● GIVEN REQUEST: Which lines hold the word "channel"? Copy each of them from the material.

------------

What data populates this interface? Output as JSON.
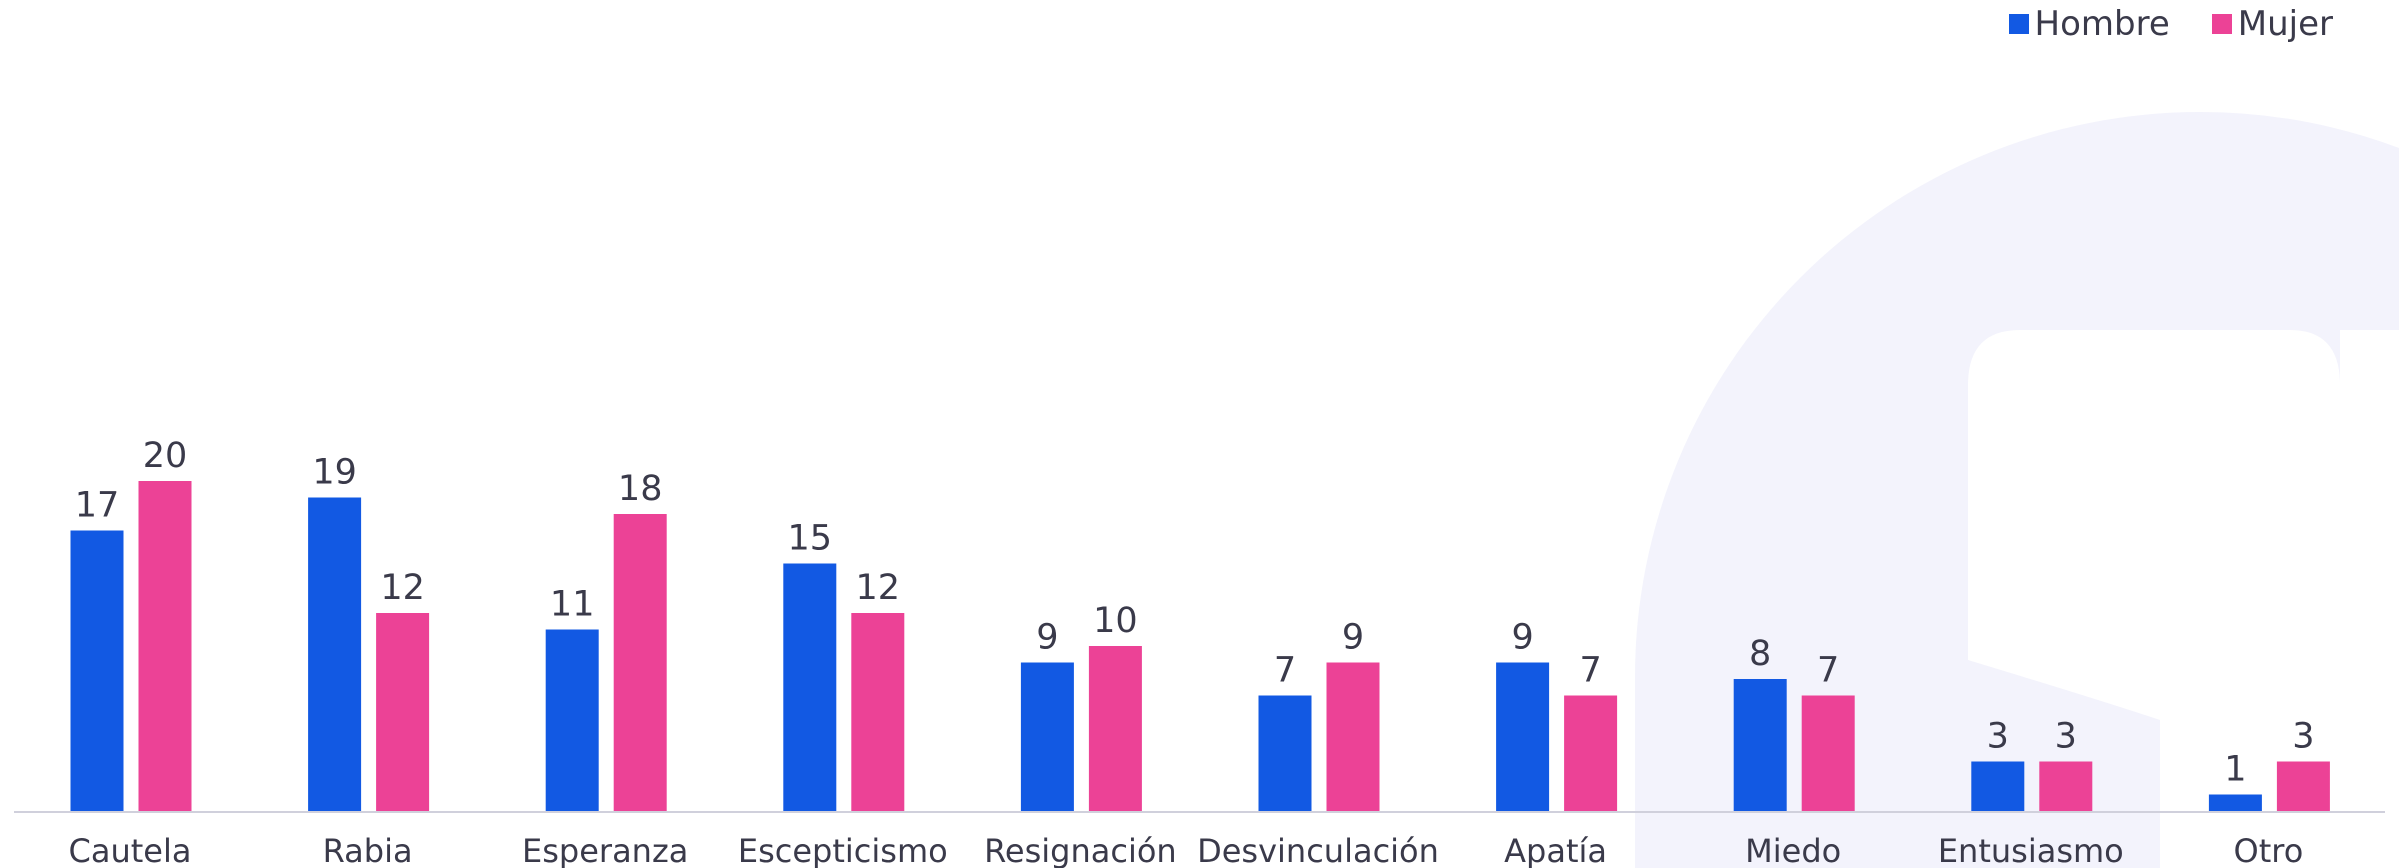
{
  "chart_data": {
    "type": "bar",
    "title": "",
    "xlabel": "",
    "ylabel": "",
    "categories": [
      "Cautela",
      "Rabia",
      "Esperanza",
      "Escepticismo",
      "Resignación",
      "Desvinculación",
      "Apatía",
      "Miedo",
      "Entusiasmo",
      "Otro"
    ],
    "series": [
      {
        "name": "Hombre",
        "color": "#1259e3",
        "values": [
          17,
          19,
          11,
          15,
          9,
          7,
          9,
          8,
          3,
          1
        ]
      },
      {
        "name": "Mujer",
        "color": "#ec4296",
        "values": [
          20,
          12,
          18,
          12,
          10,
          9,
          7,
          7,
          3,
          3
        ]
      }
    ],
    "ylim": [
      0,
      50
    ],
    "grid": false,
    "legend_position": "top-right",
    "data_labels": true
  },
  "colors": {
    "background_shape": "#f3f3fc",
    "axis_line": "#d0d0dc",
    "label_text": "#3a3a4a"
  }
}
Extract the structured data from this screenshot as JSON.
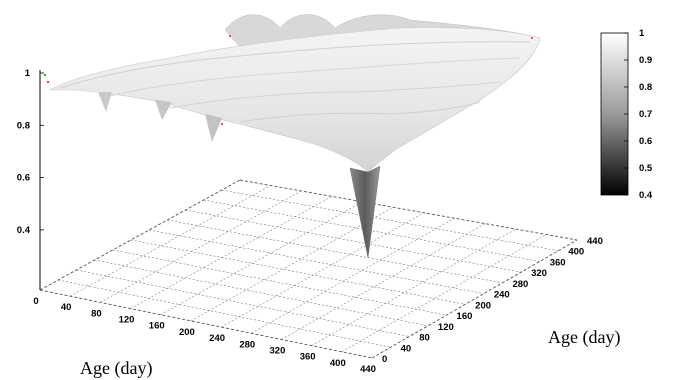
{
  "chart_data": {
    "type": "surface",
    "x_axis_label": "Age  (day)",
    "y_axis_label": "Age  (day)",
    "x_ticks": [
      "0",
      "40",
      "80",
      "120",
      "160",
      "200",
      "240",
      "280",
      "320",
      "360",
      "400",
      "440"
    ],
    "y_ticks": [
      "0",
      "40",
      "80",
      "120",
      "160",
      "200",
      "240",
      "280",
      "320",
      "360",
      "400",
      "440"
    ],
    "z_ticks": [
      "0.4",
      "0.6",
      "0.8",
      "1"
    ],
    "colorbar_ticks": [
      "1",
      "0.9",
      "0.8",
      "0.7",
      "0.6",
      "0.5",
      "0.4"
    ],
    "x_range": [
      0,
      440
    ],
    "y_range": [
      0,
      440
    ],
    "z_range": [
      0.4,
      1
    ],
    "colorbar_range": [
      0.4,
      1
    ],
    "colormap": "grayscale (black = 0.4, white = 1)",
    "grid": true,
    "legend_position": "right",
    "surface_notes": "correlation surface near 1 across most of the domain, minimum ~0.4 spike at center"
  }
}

------------

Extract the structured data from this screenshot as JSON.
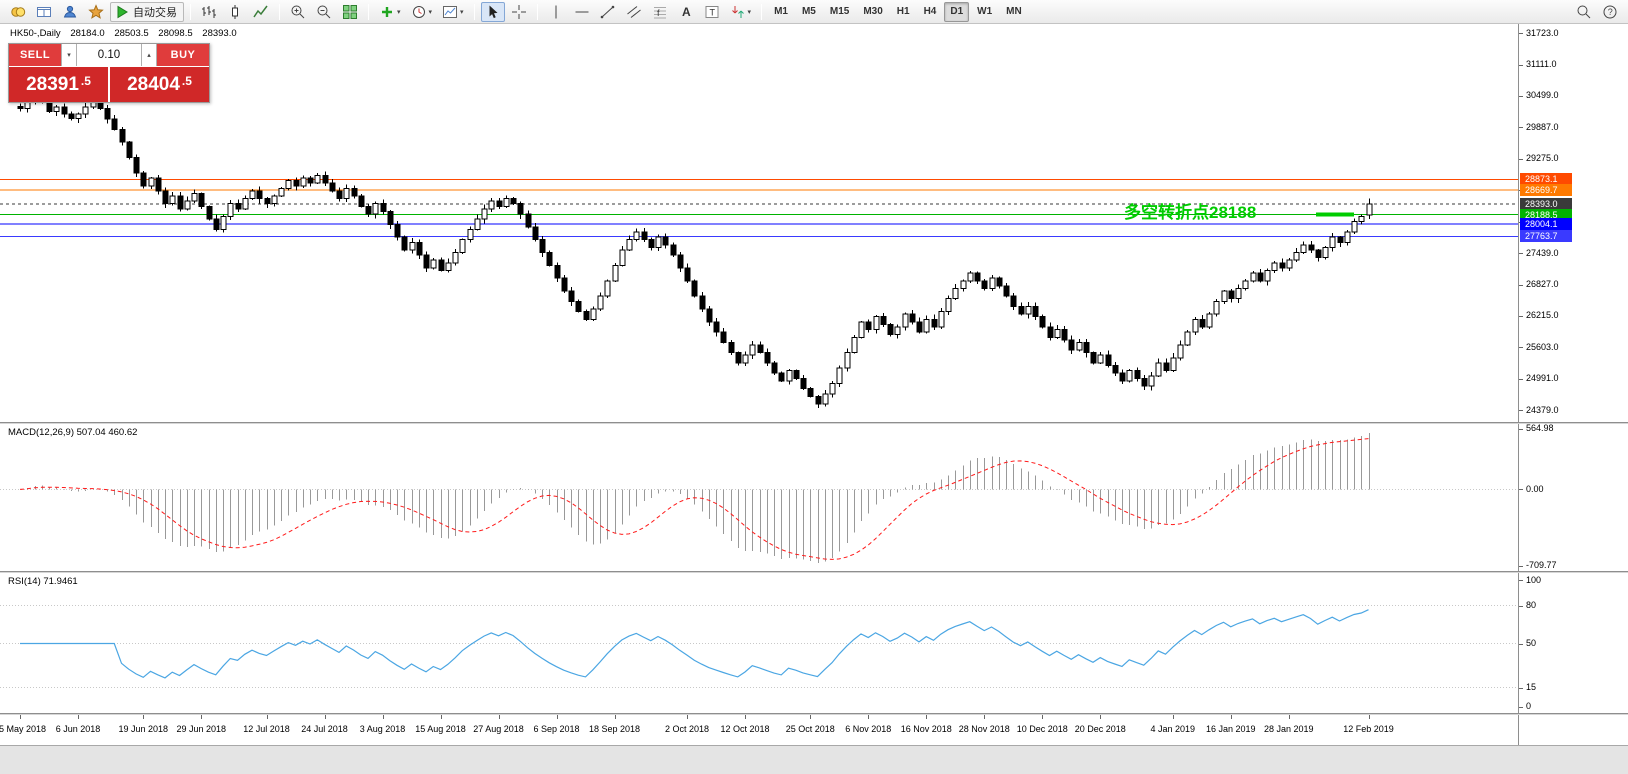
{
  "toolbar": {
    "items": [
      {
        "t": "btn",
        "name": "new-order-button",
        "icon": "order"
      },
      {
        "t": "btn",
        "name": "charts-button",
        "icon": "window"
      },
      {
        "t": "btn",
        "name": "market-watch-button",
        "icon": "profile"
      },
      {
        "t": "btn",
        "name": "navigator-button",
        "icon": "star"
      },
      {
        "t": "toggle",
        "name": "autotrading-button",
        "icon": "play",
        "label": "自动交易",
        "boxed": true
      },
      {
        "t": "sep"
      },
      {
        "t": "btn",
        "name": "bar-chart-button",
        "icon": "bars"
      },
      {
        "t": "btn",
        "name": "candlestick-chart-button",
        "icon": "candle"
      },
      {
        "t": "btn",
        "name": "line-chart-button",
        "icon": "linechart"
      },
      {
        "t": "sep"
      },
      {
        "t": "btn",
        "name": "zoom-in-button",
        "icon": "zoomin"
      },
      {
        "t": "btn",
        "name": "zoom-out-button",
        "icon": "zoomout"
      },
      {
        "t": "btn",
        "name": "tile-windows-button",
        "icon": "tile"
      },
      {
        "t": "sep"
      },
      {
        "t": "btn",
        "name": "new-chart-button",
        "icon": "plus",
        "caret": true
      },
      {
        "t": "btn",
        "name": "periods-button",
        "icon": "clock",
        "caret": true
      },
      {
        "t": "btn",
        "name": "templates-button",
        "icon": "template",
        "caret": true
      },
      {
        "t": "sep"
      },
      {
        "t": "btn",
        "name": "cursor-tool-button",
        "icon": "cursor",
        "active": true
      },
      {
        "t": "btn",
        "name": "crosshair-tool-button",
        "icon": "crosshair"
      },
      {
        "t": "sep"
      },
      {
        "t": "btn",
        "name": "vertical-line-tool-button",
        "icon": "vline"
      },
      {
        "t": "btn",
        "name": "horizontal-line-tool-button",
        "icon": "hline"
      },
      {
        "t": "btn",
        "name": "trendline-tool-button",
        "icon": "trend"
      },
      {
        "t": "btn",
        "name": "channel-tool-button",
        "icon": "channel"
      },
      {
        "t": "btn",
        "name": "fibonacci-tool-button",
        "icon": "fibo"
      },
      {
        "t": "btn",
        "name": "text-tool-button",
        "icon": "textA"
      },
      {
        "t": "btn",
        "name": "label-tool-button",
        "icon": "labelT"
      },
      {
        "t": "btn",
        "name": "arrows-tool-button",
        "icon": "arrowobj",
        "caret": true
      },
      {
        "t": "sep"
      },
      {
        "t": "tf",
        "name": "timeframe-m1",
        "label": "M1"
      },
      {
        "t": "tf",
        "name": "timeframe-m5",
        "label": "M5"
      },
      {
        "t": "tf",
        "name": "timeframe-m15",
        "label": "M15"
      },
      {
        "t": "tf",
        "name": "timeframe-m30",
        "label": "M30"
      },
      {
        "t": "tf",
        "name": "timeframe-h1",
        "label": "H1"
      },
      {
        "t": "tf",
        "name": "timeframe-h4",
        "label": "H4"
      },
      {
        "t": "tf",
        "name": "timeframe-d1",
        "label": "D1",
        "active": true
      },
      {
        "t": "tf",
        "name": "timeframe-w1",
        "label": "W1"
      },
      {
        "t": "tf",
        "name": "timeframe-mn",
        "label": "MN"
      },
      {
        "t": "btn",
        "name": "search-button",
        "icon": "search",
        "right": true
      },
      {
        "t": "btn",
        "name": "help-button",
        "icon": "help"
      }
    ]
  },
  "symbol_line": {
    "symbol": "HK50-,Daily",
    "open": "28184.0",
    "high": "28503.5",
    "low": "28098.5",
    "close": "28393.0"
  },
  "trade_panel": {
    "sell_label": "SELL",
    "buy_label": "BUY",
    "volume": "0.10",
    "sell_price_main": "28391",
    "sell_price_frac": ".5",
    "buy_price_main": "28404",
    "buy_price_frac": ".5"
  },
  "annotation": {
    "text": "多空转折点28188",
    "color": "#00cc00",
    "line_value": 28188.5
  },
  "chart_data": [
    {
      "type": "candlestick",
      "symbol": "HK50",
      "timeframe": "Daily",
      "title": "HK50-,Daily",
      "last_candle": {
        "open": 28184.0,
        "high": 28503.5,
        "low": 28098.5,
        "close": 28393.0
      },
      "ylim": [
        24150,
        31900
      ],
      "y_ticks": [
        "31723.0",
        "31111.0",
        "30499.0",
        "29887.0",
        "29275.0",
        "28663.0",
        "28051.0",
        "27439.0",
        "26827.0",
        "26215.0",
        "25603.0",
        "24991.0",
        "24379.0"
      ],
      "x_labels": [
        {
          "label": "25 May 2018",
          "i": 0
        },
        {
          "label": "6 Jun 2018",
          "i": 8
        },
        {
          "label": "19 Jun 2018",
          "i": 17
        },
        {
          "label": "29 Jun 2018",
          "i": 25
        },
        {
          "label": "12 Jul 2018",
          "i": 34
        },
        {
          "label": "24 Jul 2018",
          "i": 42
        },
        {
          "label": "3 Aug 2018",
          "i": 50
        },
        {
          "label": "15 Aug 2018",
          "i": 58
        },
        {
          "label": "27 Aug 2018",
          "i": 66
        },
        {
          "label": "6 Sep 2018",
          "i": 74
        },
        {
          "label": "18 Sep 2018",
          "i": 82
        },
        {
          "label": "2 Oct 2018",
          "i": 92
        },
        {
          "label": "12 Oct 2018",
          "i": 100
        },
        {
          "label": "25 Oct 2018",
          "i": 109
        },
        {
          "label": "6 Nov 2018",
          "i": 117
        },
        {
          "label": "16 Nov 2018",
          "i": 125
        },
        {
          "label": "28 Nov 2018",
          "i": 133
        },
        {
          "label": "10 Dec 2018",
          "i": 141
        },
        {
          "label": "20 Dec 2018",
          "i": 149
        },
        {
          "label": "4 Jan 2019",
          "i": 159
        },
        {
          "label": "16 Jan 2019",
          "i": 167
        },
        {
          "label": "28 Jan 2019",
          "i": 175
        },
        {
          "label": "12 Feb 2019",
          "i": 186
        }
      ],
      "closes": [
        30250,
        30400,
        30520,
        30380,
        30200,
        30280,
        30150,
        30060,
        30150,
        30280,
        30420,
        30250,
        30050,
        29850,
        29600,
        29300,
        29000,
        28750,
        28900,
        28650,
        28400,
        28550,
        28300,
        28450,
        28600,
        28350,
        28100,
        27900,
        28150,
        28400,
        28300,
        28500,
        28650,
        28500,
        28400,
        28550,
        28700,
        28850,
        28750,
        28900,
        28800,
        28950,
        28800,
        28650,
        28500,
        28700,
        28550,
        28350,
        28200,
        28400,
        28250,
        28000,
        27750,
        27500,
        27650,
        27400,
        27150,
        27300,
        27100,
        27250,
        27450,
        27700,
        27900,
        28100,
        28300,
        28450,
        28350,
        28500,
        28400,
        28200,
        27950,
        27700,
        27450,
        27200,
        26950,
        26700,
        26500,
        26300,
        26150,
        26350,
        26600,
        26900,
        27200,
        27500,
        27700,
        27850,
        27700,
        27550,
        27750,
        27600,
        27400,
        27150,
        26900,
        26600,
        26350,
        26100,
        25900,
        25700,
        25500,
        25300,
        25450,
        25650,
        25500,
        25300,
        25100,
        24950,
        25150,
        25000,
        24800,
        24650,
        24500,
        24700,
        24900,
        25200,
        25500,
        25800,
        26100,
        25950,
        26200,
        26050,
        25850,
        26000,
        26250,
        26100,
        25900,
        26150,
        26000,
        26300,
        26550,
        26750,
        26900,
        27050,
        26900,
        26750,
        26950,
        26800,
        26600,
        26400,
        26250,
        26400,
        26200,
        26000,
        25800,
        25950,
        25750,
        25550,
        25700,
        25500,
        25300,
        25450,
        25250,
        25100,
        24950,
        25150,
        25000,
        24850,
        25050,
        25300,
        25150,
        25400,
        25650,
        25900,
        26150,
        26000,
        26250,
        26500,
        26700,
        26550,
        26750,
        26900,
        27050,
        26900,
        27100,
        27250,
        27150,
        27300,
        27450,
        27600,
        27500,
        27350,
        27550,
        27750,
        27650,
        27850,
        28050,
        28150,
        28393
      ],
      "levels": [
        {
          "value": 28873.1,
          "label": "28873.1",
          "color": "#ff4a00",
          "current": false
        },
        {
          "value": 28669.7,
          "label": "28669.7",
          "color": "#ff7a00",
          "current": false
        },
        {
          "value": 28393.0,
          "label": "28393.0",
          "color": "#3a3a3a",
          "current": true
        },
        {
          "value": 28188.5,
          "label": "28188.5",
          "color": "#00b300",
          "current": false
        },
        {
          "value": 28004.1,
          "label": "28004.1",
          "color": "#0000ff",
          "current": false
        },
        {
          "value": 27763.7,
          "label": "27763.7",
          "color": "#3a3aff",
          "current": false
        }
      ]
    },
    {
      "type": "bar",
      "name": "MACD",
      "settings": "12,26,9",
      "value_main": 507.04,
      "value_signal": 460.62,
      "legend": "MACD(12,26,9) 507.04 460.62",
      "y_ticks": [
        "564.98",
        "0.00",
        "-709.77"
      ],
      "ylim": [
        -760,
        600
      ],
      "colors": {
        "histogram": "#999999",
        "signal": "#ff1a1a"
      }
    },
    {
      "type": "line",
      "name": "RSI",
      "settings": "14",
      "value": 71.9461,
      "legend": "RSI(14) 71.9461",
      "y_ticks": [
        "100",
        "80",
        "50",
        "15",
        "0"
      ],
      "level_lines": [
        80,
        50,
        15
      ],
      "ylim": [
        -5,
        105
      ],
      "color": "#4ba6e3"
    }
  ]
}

------------

● SOLVED PROBLEM:
        "name": "channel-tool-button",
        "icon": "channel"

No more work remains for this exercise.